▶ EXERCISE REQUIREMENTS
Retype every line of the material below with no changes, leaving out the pictures.

_ _ _

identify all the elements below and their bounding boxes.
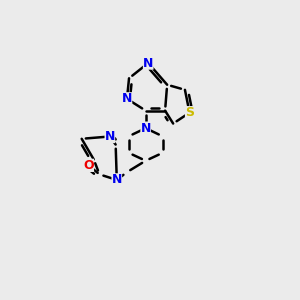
Text: N: N	[143, 56, 153, 70]
Text: N: N	[105, 130, 115, 143]
Text: O: O	[83, 159, 94, 172]
Text: N: N	[140, 122, 151, 135]
Text: N: N	[122, 92, 132, 105]
Text: S: S	[185, 106, 194, 119]
Text: N: N	[112, 173, 122, 186]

_ _ _

▶ EXERCISE RESULT
identify all the elements below and their bounding boxes.
Text: N: N	[143, 56, 153, 70]
Text: N: N	[105, 130, 115, 143]
Text: O: O	[83, 159, 94, 172]
Text: N: N	[140, 122, 151, 135]
Text: N: N	[122, 92, 132, 105]
Text: S: S	[185, 106, 194, 119]
Text: N: N	[112, 173, 122, 186]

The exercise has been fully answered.